• WORK REQUIRED:
Copy out all the lines in the records that include the word "propofe".

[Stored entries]
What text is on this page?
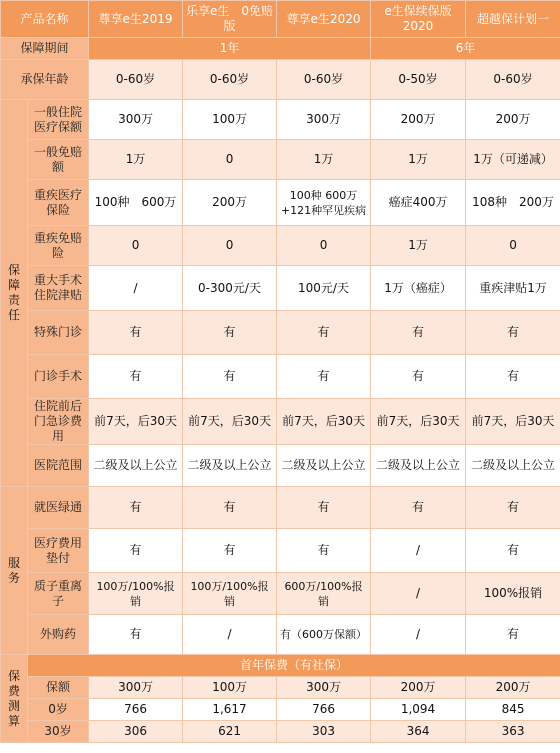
产品名称		尊享e生2019	乐享e生　0免赔版	尊享e生2020	e生保续保版2020	超越保计划一
保障期间		1年			6年	
承保年龄		0-60岁	0-60岁	0-60岁	0-50岁	0-60岁
保障责任	一般住院医疗保额	300万	100万	300万	200万	200万
	一般免赔额	1万	0	1万	1万	1万（可递减）
	重疾医疗保险	100种　600万	200万	100种 600万+121种罕见疾病	癌症400万	108种　200万
	重疾免赔险	0	0	0	1万	0
	重大手术住院津贴	/	0-300元/天	100元/天	1万（癌症）	重疾津贴1万
	特殊门诊	有	有	有	有	有
	门诊手术	有	有	有	有	有
	住院前后门急诊费用	前7天，后30天	前7天，后30天	前7天，后30天	前7天，后30天	前7天，后30天
	医院范围	二级及以上公立	二级及以上公立	二级及以上公立	二级及以上公立	二级及以上公立
服务	就医绿通	有	有	有	有	有
	医疗费用垫付	有	有	有	/	有
	质子重离子	100万/100%报销	100万/100%报销	600万/100%报销	/	100%报销
	外购药	有	/	有（600万保额）	/	有
保费测算	首年保费（有社保）					
	保额	300万	100万	300万	200万	200万
	0岁	766	1,617	766	1,094	845
	30岁	306	621	303	364	363
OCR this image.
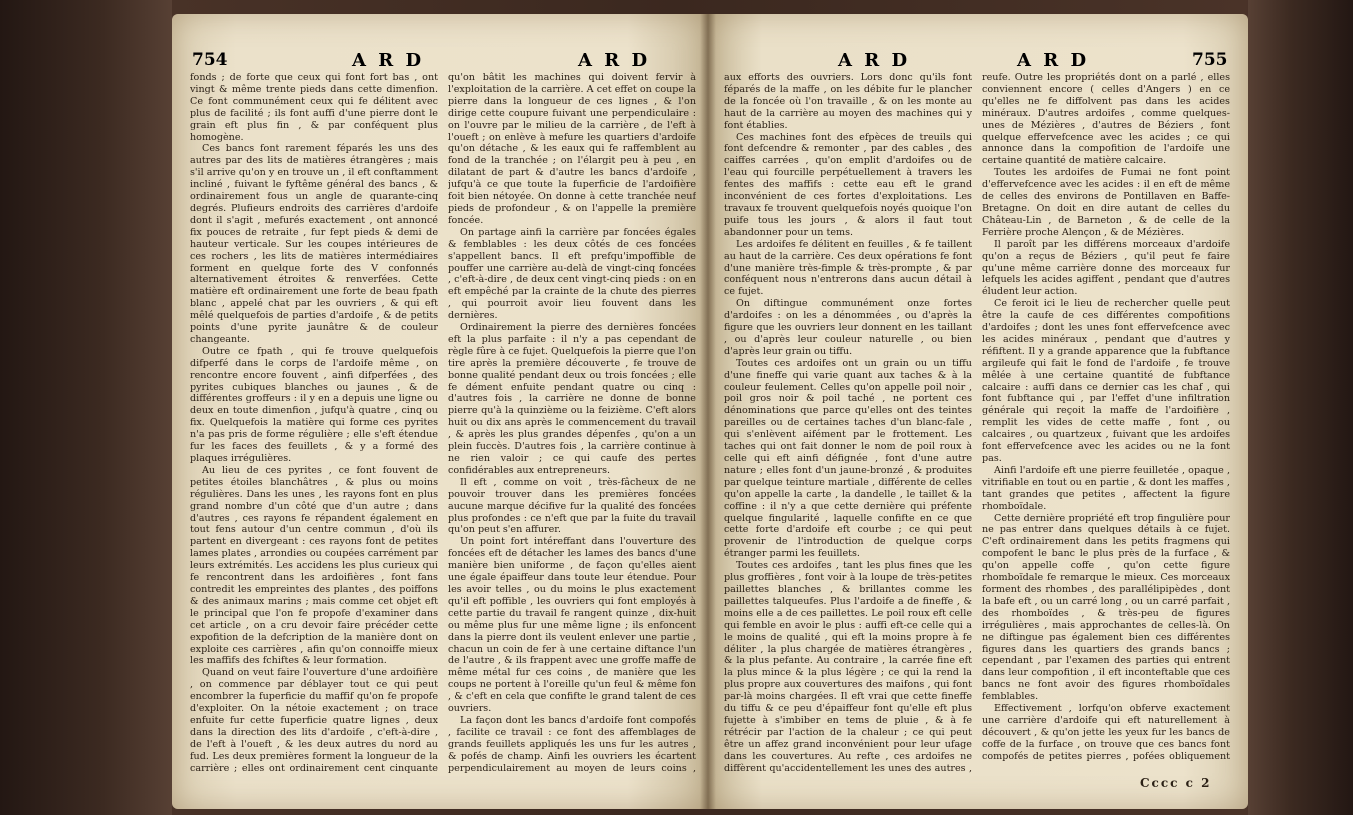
754	A R D	A R D	A R D	A R D	755

fonds ; de forte que ceux qui font fort bas , ont vingt & même trente pieds dans cette dimenfion. Ce font communément ceux qui fe délitent avec plus de facilité ; ils font auffi d'une pierre dont le grain eft plus fin , & par conféquent plus homogène.

Ces bancs font rarement féparés les uns des autres par des lits de matières étrangères ; mais s'il arrive qu'on y en trouve un , il eft conftamment incliné , fuivant le fyftême général des bancs , & ordinairement fous un angle de quarante-cinq degrés. Plufieurs endroits des carrières d'ardoife dont il s'agit , mefurés exactement , ont annoncé fix pouces de retraite , fur fept pieds & demi de hauteur verticale. Sur les coupes intérieures de ces rochers , les lits de matières intermédiaires forment en quelque forte des V confonnés alternativement étroites & renverfées. Cette matière eft ordinairement une forte de beau fpath blanc , appelé chat par les ouvriers , & qui eft mêlé quelquefois de parties d'ardoife , & de petits points d'une pyrite jaunâtre & de couleur changeante.

Outre ce fpath , qui fe trouve quelquefois difperfé dans le corps de l'ardoife même , on rencontre encore fouvent , ainfi difperfées , des pyrites cubiques blanches ou jaunes , & de différentes groffeurs : il y en a depuis une ligne ou deux en toute dimenfion , jufqu'à quatre , cinq ou fix. Quelquefois la matière qui forme ces pyrites n'a pas pris de forme régulière ; elle s'eft étendue fur les faces des feuillets , & y a formé des plaques irrégulières.

Au lieu de ces pyrites , ce font fouvent de petites étoiles blanchâtres , & plus ou moins régulières. Dans les unes , les rayons font en plus grand nombre d'un côté que d'un autre ; dans d'autres , ces rayons fe répandent également en tout fens autour d'un centre commun , d'où ils partent en divergeant : ces rayons font de petites lames plates , arrondies ou coupées carrément par leurs extrémités. Les accidens les plus curieux qui fe rencontrent dans les ardoifières , font fans contredit les empreintes des plantes , des poiffons & des animaux marins ; mais comme cet objet eft le principal que l'on fe propofe d'examiner dans cet article , on a cru devoir faire précéder cette expofition de la defcription de la manière dont on exploite ces carrières , afin qu'on connoiffe mieux les maffifs des fchiftes & leur formation.

Quand on veut faire l'ouverture d'une ardoifière , on commence par déblayer tout ce qui peut encombrer la fuperficie du maffif qu'on fe propofe d'exploiter. On la nétoie exactement ; on trace enfuite fur cette fuperficie quatre lignes , deux dans la direction des lits d'ardoife , c'eft-à-dire , de l'eft à l'oueft , & les deux autres du nord au fud. Les deux premières forment la longueur de la carrière ; elles ont ordinairement cent cinquante

qu'on bâtit les machines qui doivent fervir à l'exploitation de la carrière. A cet effet on coupe la pierre dans la longueur de ces lignes , & l'on dirige cette coupure fuivant une perpendiculaire : on l'ouvre par le milieu de la carrière , de l'eft à l'oueft ; on enlève à mefure les quartiers d'ardoife qu'on détache , & les eaux qui fe raffemblent au fond de la tranchée ; on l'élargit peu à peu , en dilatant de part & d'autre les bancs d'ardoife , jufqu'à ce que toute la fuperficie de l'ardoifière foit bien nétoyée. On donne à cette tranchée neuf pieds de profondeur , & on l'appelle la première foncée.

On partage ainfi la carrière par foncées égales & femblables : les deux côtés de ces foncées s'appellent bancs. Il eft prefqu'impoffible de pouffer une carrière au-delà de vingt-cinq foncées , c'eft-à-dire , de deux cent vingt-cinq pieds : on en eft empêché par la crainte de la chute des pierres , qui pourroit avoir lieu fouvent dans les dernières.

Ordinairement la pierre des dernières foncées eft la plus parfaite : il n'y a pas cependant de règle fûre à ce fujet. Quelquefois la pierre que l'on tire après la première découverte , fe trouve de bonne qualité pendant deux ou trois foncées ; elle fe dément enfuite pendant quatre ou cinq : d'autres fois , la carrière ne donne de bonne pierre qu'à la quinzième ou la feizième. C'eft alors huit ou dix ans après le commencement du travail , & après les plus grandes dépenfes , qu'on a un plein fuccès. D'autres fois , la carrière continue à ne rien valoir ; ce qui caufe des pertes confidérables aux entrepreneurs.

Il eft , comme on voit , très-fâcheux de ne pouvoir trouver dans les premières foncées aucune marque décifive fur la qualité des foncées plus profondes : ce n'eft que par la fuite du travail qu'on peut s'en affurer.

Un point fort intéreffant dans l'ouverture des foncées eft de détacher les lames des bancs d'une manière bien uniforme , de façon qu'elles aient une égale épaiffeur dans toute leur étendue. Pour les avoir telles , ou du moins le plus exactement qu'il eft poffible , les ouvriers qui font employés à cette partie du travail fe rangent quinze , dix-huit ou même plus fur une même ligne ; ils enfoncent dans la pierre dont ils veulent enlever une partie , chacun un coin de fer à une certaine diftance l'un de l'autre , & ils frappent avec une groffe maffe de même métal fur ces coins , de manière que les coups ne portent à l'oreille qu'un feul & même fon , & c'eft en cela que confifte le grand talent de ces ouvriers.

La façon dont les bancs d'ardoife font compofés , facilite ce travail : ce font des affemblages de grands feuillets appliqués les uns fur les autres , & pofés de champ. Ainfi les ouvriers les écartent perpendiculairement au moyen de leurs coins ,

aux efforts des ouvriers. Lors donc qu'ils font féparés de la maffe , on les débite fur le plancher de la foncée où l'on travaille , & on les monte au haut de la carrière au moyen des machines qui y font établies.

Ces machines font des efpèces de treuils qui font defcendre & remonter , par des cables , des caiffes carrées , qu'on emplit d'ardoifes ou de l'eau qui fourcille perpétuellement à travers les fentes des maffifs : cette eau eft le grand inconvénient de ces fortes d'exploitations. Les travaux fe trouvent quelquefois noyés quoique l'on puife tous les jours , & alors il faut tout abandonner pour un tems.

Les ardoifes fe délitent en feuilles , & fe taillent au haut de la carrière. Ces deux opérations fe font d'une manière très-fimple & très-prompte , & par conféquent nous n'entrerons dans aucun détail à ce fujet.

On diftingue communément onze fortes d'ardoifes : on les a dénommées , ou d'après la figure que les ouvriers leur donnent en les taillant , ou d'après leur couleur naturelle , ou bien d'après leur grain ou tiffu.

Toutes ces ardoifes ont un grain ou un tiffu d'une fineffe qui varie quant aux taches & à la couleur feulement. Celles qu'on appelle poil noir , poil gros noir & poil taché , ne portent ces dénominations que parce qu'elles ont des teintes pareilles ou de certaines taches d'un blanc-fale , qui s'enlèvent aifément par le frottement. Les taches qui ont fait donner le nom de poil roux à celle qui eft ainfi défignée , font d'une autre nature ; elles font d'un jaune-bronzé , & produites par quelque teinture martiale , différente de celles qu'on appelle la carte , la dandelle , le taillet & la coffine : il n'y a que cette dernière qui préfente quelque fingularité , laquelle confifte en ce que cette forte d'ardoife eft courbe ; ce qui peut provenir de l'introduction de quelque corps étranger parmi les feuillets.

Toutes ces ardoifes , tant les plus fines que les plus groffières , font voir à la loupe de très-petites paillettes blanches , & brillantes comme les paillettes talqueufes. Plus l'ardoife a de fineffe , & moins elle a de ces paillettes. Le poil roux eft celle qui femble en avoir le plus : auffi eft-ce celle qui a le moins de qualité , qui eft la moins propre à fe déliter , la plus chargée de matières étrangères , & la plus pefante. Au contraire , la carrée fine eft la plus mince & la plus légère ; ce qui la rend la plus propre aux couvertures des maifons , qui font par-là moins chargées. Il eft vrai que cette fineffe du tiffu & ce peu d'épaiffeur font qu'elle eft plus fujette à s'imbiber en tems de pluie , & à fe rétrécir par l'action de la chaleur ; ce qui peut être un affez grand inconvénient pour leur ufage dans les couvertures. Au refte , ces ardoifes ne diffèrent qu'accidentellement les unes des autres ,

reufe. Outre les propriétés dont on a parlé , elles conviennent encore ( celles d'Angers ) en ce qu'elles ne fe diffolvent pas dans les acides minéraux. D'autres ardoifes , comme quelques-unes de Mézières , d'autres de Béziers , font quelque effervefcence avec les acides ; ce qui annonce dans la compofition de l'ardoife une certaine quantité de matière calcaire.

Toutes les ardoifes de Fumai ne font point d'effervefcence avec les acides : il en eft de même de celles des environs de Pontillaven en Baffe-Bretagne. On doit en dire autant de celles du Château-Lin , de Barneton , & de celle de la Ferrière proche Alençon , & de Mézières.

Il paroît par les différens morceaux d'ardoife qu'on a reçus de Béziers , qu'il peut fe faire qu'une même carrière donne des morceaux fur lefquels les acides agiffent , pendant que d'autres éludent leur action.

Ce feroit ici le lieu de rechercher quelle peut être la caufe de ces différentes compofitions d'ardoifes ; dont les unes font effervefcence avec les acides minéraux , pendant que d'autres y réfiftent. Il y a grande apparence que la fubftance argileufe qui fait le fond de l'ardoife , fe trouve mêlée à une certaine quantité de fubftance calcaire : auffi dans ce dernier cas les chaf , qui font fubftance qui , par l'effet d'une infiltration générale qui reçoit la maffe de l'ardoifière , remplit les vides de cette maffe , font , ou calcaires , ou quartzeux , fuivant que les ardoifes font effervefcence avec les acides ou ne la font pas.

Ainfi l'ardoife eft une pierre feuilletée , opaque , vitrifiable en tout ou en partie , & dont les maffes , tant grandes que petites , affectent la figure rhomboïdale.

Cette dernière propriété eft trop fingulière pour ne pas entrer dans quelques détails à ce fujet. C'eft ordinairement dans les petits fragmens qui compofent le banc le plus près de la furface , & qu'on appelle coffe , qu'on cette figure rhomboïdale fe remarque le mieux. Ces morceaux forment des rhombes , des parallélipipèdes , dont la bafe eft , ou un carré long , ou un carré parfait , des rhomboïdes , & très-peu de figures irrégulières , mais approchantes de celles-là. On ne diftingue pas également bien ces différentes figures dans les quartiers des grands bancs ; cependant , par l'examen des parties qui entrent dans leur compofition , il eft inconteftable que ces bancs ne font avoir des figures rhomboïdales femblables.

Effectivement , lorfqu'on obferve exactement une carrière d'ardoife qui eft naturellement à découvert , & qu'on jette les yeux fur les bancs de coffe de la furface , on trouve que ces bancs font compofés de petites pierres , pofées obliquement

Cccc c 2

• EXERCISE SOLUTION:
Au lieu de ces pyrites , ce font fouvent de petites étoiles blanchâtres , & plus ou moins régulières. Dans les unes , les rayons font en plus grand nombre d'un côté que d'un autre ; dans d'autres , ces rayons fe répandent également en tout fens autour d'un centre commun , d'où ils partent en divergeant : ces rayons font de petites lames plates , arrondies ou coupées carrément par leurs extrémités. Les accidens les plus curieux qui fe rencontrent dans les ardoifières , font fans contredit les empreintes des plantes , des poiffons & des animaux marins ; mais comme cet objet eft le principal que l'on fe propofe d'examiner dans cet article , on a cru devoir faire précéder cette expofition de la defcription de la manière dont on exploite ces carrières , afin qu'on connoiffe mieux les maffifs des fchiftes & leur formation.
Quand on veut faire l'ouverture d'une ardoifière , on commence par déblayer tout ce qui peut encombrer la fuperficie du maffif qu'on fe propofe d'exploiter. On la nétoie exactement ; on trace enfuite fur cette fuperficie quatre lignes , deux dans la direction des lits d'ardoife , c'eft-à-dire , de l'eft à l'oueft , & les deux autres du nord au fud. Les deux premières forment la longueur de la carrière ; elles ont ordinairement cent cinquante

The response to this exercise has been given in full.